§ **Directions**
Write out each entry below exactly. Do not include the images.

§ **Task input**
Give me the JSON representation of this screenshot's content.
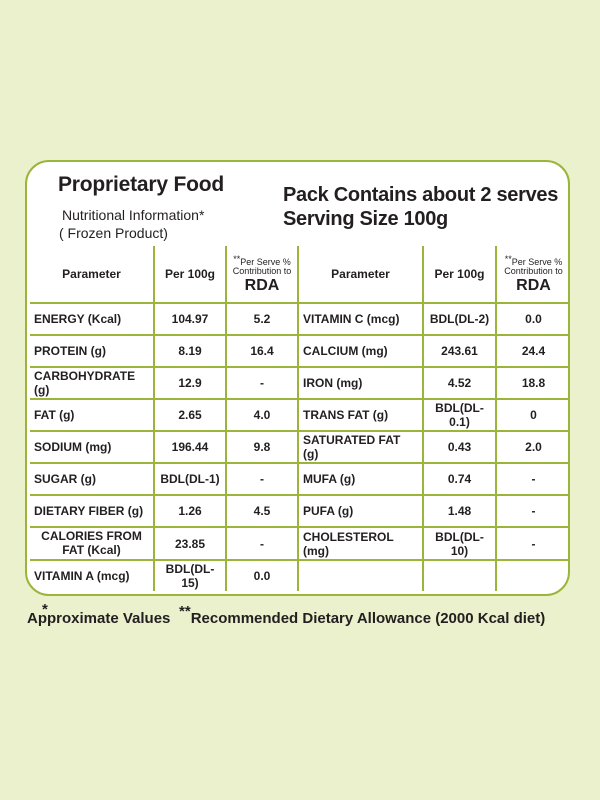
{
  "header": {
    "title": "Proprietary Food",
    "subtitle_1": "Nutritional Information*",
    "subtitle_2": "( Frozen Product)",
    "pack": "Pack Contains about 2 serves",
    "serving": "Serving Size 100g"
  },
  "columns": {
    "parameter": "Parameter",
    "per100g": "Per 100g",
    "rda_stars": "**",
    "rda_line1": "Per Serve %",
    "rda_line2": "Contribution to",
    "rda_label": "RDA"
  },
  "rows": [
    {
      "l_name": "ENERGY (Kcal)",
      "l_val": "104.97",
      "l_rda": "5.2",
      "r_name": "VITAMIN C (mcg)",
      "r_val": "BDL(DL-2)",
      "r_rda": "0.0"
    },
    {
      "l_name": "PROTEIN (g)",
      "l_val": "8.19",
      "l_rda": "16.4",
      "r_name": "CALCIUM (mg)",
      "r_val": "243.61",
      "r_rda": "24.4"
    },
    {
      "l_name": "CARBOHYDRATE (g)",
      "l_val": "12.9",
      "l_rda": "-",
      "r_name": "IRON (mg)",
      "r_val": "4.52",
      "r_rda": "18.8"
    },
    {
      "l_name": "FAT (g)",
      "l_val": "2.65",
      "l_rda": "4.0",
      "r_name": "TRANS FAT (g)",
      "r_val": "BDL(DL-0.1)",
      "r_rda": "0"
    },
    {
      "l_name": "SODIUM (mg)",
      "l_val": "196.44",
      "l_rda": "9.8",
      "r_name": "SATURATED FAT (g)",
      "r_val": "0.43",
      "r_rda": "2.0"
    },
    {
      "l_name": "SUGAR (g)",
      "l_val": "BDL(DL-1)",
      "l_rda": "-",
      "r_name": "MUFA (g)",
      "r_val": "0.74",
      "r_rda": "-"
    },
    {
      "l_name": "DIETARY FIBER (g)",
      "l_val": "1.26",
      "l_rda": "4.5",
      "r_name": "PUFA (g)",
      "r_val": "1.48",
      "r_rda": "-"
    },
    {
      "l_name_1": "CALORIES FROM",
      "l_name_2": "FAT (Kcal)",
      "l_val": "23.85",
      "l_rda": "-",
      "r_name": "CHOLESTEROL (mg)",
      "r_val": "BDL(DL-10)",
      "r_rda": "-"
    },
    {
      "l_name": "VITAMIN A (mcg)",
      "l_val": "BDL(DL-15)",
      "l_rda": "0.0",
      "r_name": "",
      "r_val": "",
      "r_rda": ""
    }
  ],
  "footer": {
    "star1": "*",
    "approx": "Approximate Values",
    "star2": "**",
    "rda_note": "Recommended Dietary Allowance (2000 Kcal diet)"
  },
  "colors": {
    "background": "#eaf1cc",
    "border": "#9bb43a"
  }
}
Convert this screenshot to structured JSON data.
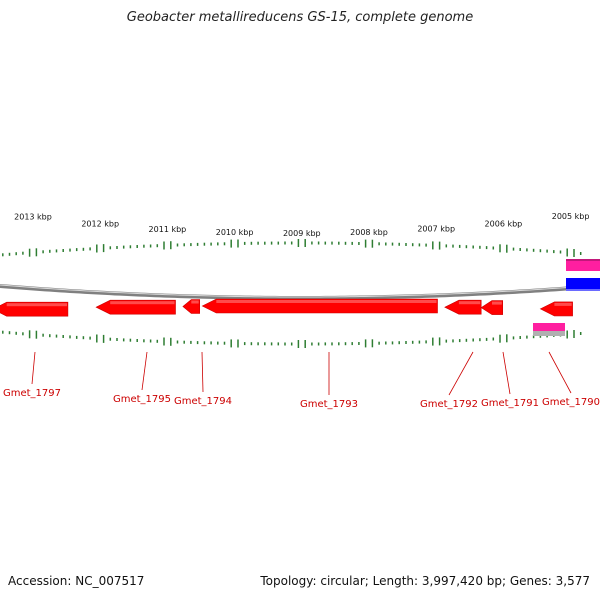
{
  "title": "Geobacter metallireducens GS-15, complete genome",
  "footer": {
    "accession": "Accession: NC_007517",
    "summary": "Topology: circular; Length: 3,997,420 bp; Genes: 3,577"
  },
  "colors": {
    "gene": "#ff0000",
    "gene_dark": "#cc0000",
    "label": "#cc0000",
    "tick": "#2e7d32",
    "backbone": "#808080",
    "feature_blue": "#0000ff",
    "feature_magenta": "#ff1fa0",
    "feature_grey": "#b0b0b0"
  },
  "scale": {
    "unit": "kbp",
    "labels": [
      {
        "value": 2013,
        "text": "2013 kbp"
      },
      {
        "value": 2012,
        "text": "2012 kbp"
      },
      {
        "value": 2011,
        "text": "2011 kbp"
      },
      {
        "value": 2010,
        "text": "2010 kbp"
      },
      {
        "value": 2009,
        "text": "2009 kbp"
      },
      {
        "value": 2008,
        "text": "2008 kbp"
      },
      {
        "value": 2007,
        "text": "2007 kbp"
      },
      {
        "value": 2006,
        "text": "2006 kbp"
      },
      {
        "value": 2005,
        "text": "2005 kbp"
      }
    ]
  },
  "genes": [
    {
      "name": "Gmet_1797",
      "start": 2012.48,
      "end": 2013.6,
      "strand": "-"
    },
    {
      "name": "Gmet_1795",
      "start": 2010.88,
      "end": 2012.06,
      "strand": "-"
    },
    {
      "name": "Gmet_1794",
      "start": 2010.52,
      "end": 2010.77,
      "strand": "-"
    },
    {
      "name": "Gmet_1793",
      "start": 2006.98,
      "end": 2010.48,
      "strand": "-"
    },
    {
      "name": "Gmet_1792",
      "start": 2006.33,
      "end": 2006.87,
      "strand": "-"
    },
    {
      "name": "Gmet_1791",
      "start": 2006.01,
      "end": 2006.33,
      "strand": "-"
    },
    {
      "name": "Gmet_1790",
      "start": 2004.97,
      "end": 2005.45,
      "strand": "-"
    }
  ]
}
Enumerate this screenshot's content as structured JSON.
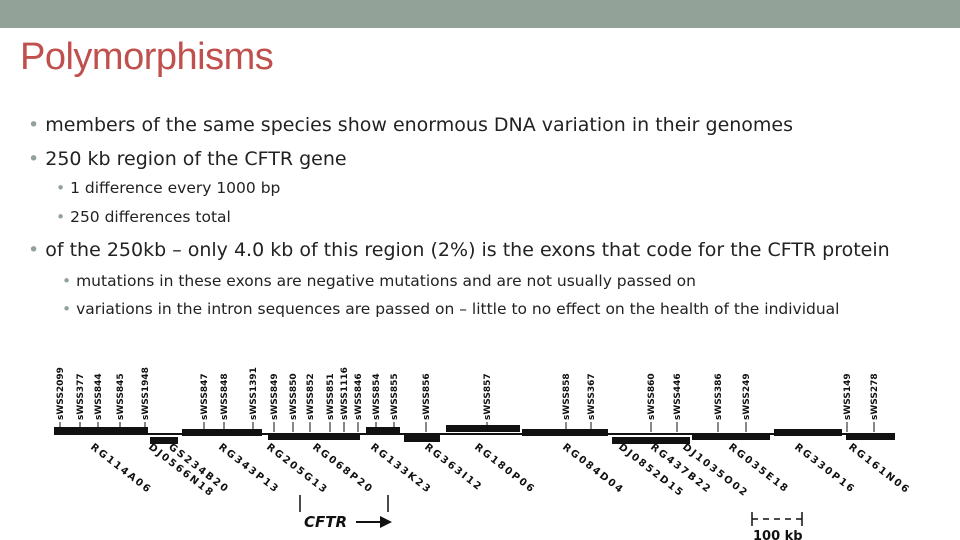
{
  "title": "Polymorphisms",
  "bullets": [
    {
      "level": 1,
      "text": "members of the same species show enormous DNA variation in their genomes"
    },
    {
      "level": 1,
      "text": "250 kb region of the CFTR gene"
    },
    {
      "level": 2,
      "text": "1 difference every 1000 bp"
    },
    {
      "level": 2,
      "text": "250 differences total"
    },
    {
      "level": 1,
      "text": "of the 250kb – only 4.0 kb of this region (2%) is the exons that code for the CFTR protein"
    },
    {
      "level": 2,
      "text": "mutations in these exons are negative mutations and are not usually passed on"
    },
    {
      "level": 2,
      "text": "variations in the intron sequences are passed on – little to no effect on the health of the individual"
    }
  ],
  "map": {
    "top_labels": [
      "sWSS2099",
      "sWSS377",
      "sWSS844",
      "sWSS845",
      "sWSS1948",
      "sWSS847",
      "sWSS848",
      "sWSS1391",
      "sWSS849",
      "sWSS850",
      "sWSS852",
      "sWSS851",
      "sWSS1116",
      "sWSS846",
      "sWSS854",
      "sWSS855",
      "sWSS856",
      "sWSS857",
      "sWSS858",
      "sWSS367",
      "sWSS860",
      "sWSS446",
      "sWSS386",
      "sWSS249",
      "sWSS149",
      "sWSS278"
    ],
    "bottom_labels": [
      "RG114A06",
      "GS234B20",
      "DJ0566N18",
      "RG343P13",
      "RG205G13",
      "RG068P20",
      "RG133K23",
      "RG363I12",
      "RG180P06",
      "RG084D04",
      "DJ0852D15",
      "RG437B22",
      "DJ1035O02",
      "RG035E18",
      "RG330P16",
      "RG161N06"
    ],
    "cftr_label": "CFTR",
    "scale_label": "100 kb"
  }
}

§ **Result for this task**
Give me the JSON representation of this screenshot's content.
{
  "header": {
    "title": "Proprietary Food",
    "subtitle_1": "Nutritional Information*",
    "subtitle_2": "( Frozen Product)",
    "pack": "Pack Contains about 2 serves",
    "serving": "Serving Size 100g"
  },
  "columns": {
    "parameter": "Parameter",
    "per100g": "Per 100g",
    "rda_stars": "**",
    "rda_line1": "Per Serve %",
    "rda_line2": "Contribution to",
    "rda_label": "RDA"
  },
  "rows": [
    {
      "l_name": "ENERGY (Kcal)",
      "l_val": "104.97",
      "l_rda": "5.2",
      "r_name": "VITAMIN C (mcg)",
      "r_val": "BDL(DL-2)",
      "r_rda": "0.0"
    },
    {
      "l_name": "PROTEIN (g)",
      "l_val": "8.19",
      "l_rda": "16.4",
      "r_name": "CALCIUM (mg)",
      "r_val": "243.61",
      "r_rda": "24.4"
    },
    {
      "l_name": "CARBOHYDRATE (g)",
      "l_val": "12.9",
      "l_rda": "-",
      "r_name": "IRON (mg)",
      "r_val": "4.52",
      "r_rda": "18.8"
    },
    {
      "l_name": "FAT (g)",
      "l_val": "2.65",
      "l_rda": "4.0",
      "r_name": "TRANS FAT (g)",
      "r_val": "BDL(DL-0.1)",
      "r_rda": "0"
    },
    {
      "l_name": "SODIUM (mg)",
      "l_val": "196.44",
      "l_rda": "9.8",
      "r_name": "SATURATED FAT (g)",
      "r_val": "0.43",
      "r_rda": "2.0"
    },
    {
      "l_name": "SUGAR (g)",
      "l_val": "BDL(DL-1)",
      "l_rda": "-",
      "r_name": "MUFA (g)",
      "r_val": "0.74",
      "r_rda": "-"
    },
    {
      "l_name": "DIETARY FIBER (g)",
      "l_val": "1.26",
      "l_rda": "4.5",
      "r_name": "PUFA (g)",
      "r_val": "1.48",
      "r_rda": "-"
    },
    {
      "l_name_1": "CALORIES FROM",
      "l_name_2": "FAT (Kcal)",
      "l_val": "23.85",
      "l_rda": "-",
      "r_name": "CHOLESTEROL (mg)",
      "r_val": "BDL(DL-10)",
      "r_rda": "-"
    },
    {
      "l_name": "VITAMIN A (mcg)",
      "l_val": "BDL(DL-15)",
      "l_rda": "0.0",
      "r_name": "",
      "r_val": "",
      "r_rda": ""
    }
  ],
  "footer": {
    "star1": "*",
    "approx": "Approximate Values",
    "star2": "**",
    "rda_note": "Recommended Dietary Allowance (2000 Kcal diet)"
  },
  "colors": {
    "background": "#eaf1cc",
    "border": "#9bb43a"
  }
}
Convert this screenshot to structured JSON data.
{
  "title": "Geobacter metallireducens GS-15, complete genome",
  "footer": {
    "accession": "Accession: NC_007517",
    "summary": "Topology: circular; Length: 3,997,420 bp; Genes: 3,577"
  },
  "colors": {
    "gene": "#ff0000",
    "gene_dark": "#cc0000",
    "label": "#cc0000",
    "tick": "#2e7d32",
    "backbone": "#808080",
    "feature_blue": "#0000ff",
    "feature_magenta": "#ff1fa0",
    "feature_grey": "#b0b0b0"
  },
  "scale": {
    "unit": "kbp",
    "labels": [
      {
        "value": 2013,
        "text": "2013 kbp"
      },
      {
        "value": 2012,
        "text": "2012 kbp"
      },
      {
        "value": 2011,
        "text": "2011 kbp"
      },
      {
        "value": 2010,
        "text": "2010 kbp"
      },
      {
        "value": 2009,
        "text": "2009 kbp"
      },
      {
        "value": 2008,
        "text": "2008 kbp"
      },
      {
        "value": 2007,
        "text": "2007 kbp"
      },
      {
        "value": 2006,
        "text": "2006 kbp"
      },
      {
        "value": 2005,
        "text": "2005 kbp"
      }
    ]
  },
  "genes": [
    {
      "name": "Gmet_1797",
      "start": 2012.48,
      "end": 2013.6,
      "strand": "-"
    },
    {
      "name": "Gmet_1795",
      "start": 2010.88,
      "end": 2012.06,
      "strand": "-"
    },
    {
      "name": "Gmet_1794",
      "start": 2010.52,
      "end": 2010.77,
      "strand": "-"
    },
    {
      "name": "Gmet_1793",
      "start": 2006.98,
      "end": 2010.48,
      "strand": "-"
    },
    {
      "name": "Gmet_1792",
      "start": 2006.33,
      "end": 2006.87,
      "strand": "-"
    },
    {
      "name": "Gmet_1791",
      "start": 2006.01,
      "end": 2006.33,
      "strand": "-"
    },
    {
      "name": "Gmet_1790",
      "start": 2004.97,
      "end": 2005.45,
      "strand": "-"
    }
  ]
}
Enumerate this screenshot's content as structured JSON.
{
  "title": "Polymorphisms",
  "bullets": [
    {
      "level": 1,
      "text": "members of the same species show enormous DNA variation in their genomes"
    },
    {
      "level": 1,
      "text": "250 kb region of the CFTR gene"
    },
    {
      "level": 2,
      "text": "1 difference every 1000 bp"
    },
    {
      "level": 2,
      "text": "250 differences total"
    },
    {
      "level": 1,
      "text": "of the 250kb – only 4.0 kb of this region (2%) is the exons that code for the CFTR protein"
    },
    {
      "level": 2,
      "text": "mutations in these exons are negative mutations and are not usually passed on"
    },
    {
      "level": 2,
      "text": "variations in the intron sequences are passed on – little to no effect on the health of the individual"
    }
  ],
  "map": {
    "top_labels": [
      "sWSS2099",
      "sWSS377",
      "sWSS844",
      "sWSS845",
      "sWSS1948",
      "sWSS847",
      "sWSS848",
      "sWSS1391",
      "sWSS849",
      "sWSS850",
      "sWSS852",
      "sWSS851",
      "sWSS1116",
      "sWSS846",
      "sWSS854",
      "sWSS855",
      "sWSS856",
      "sWSS857",
      "sWSS858",
      "sWSS367",
      "sWSS860",
      "sWSS446",
      "sWSS386",
      "sWSS249",
      "sWSS149",
      "sWSS278"
    ],
    "bottom_labels": [
      "RG114A06",
      "GS234B20",
      "DJ0566N18",
      "RG343P13",
      "RG205G13",
      "RG068P20",
      "RG133K23",
      "RG363I12",
      "RG180P06",
      "RG084D04",
      "DJ0852D15",
      "RG437B22",
      "DJ1035O02",
      "RG035E18",
      "RG330P16",
      "RG161N06"
    ],
    "cftr_label": "CFTR",
    "scale_label": "100 kb"
  }
}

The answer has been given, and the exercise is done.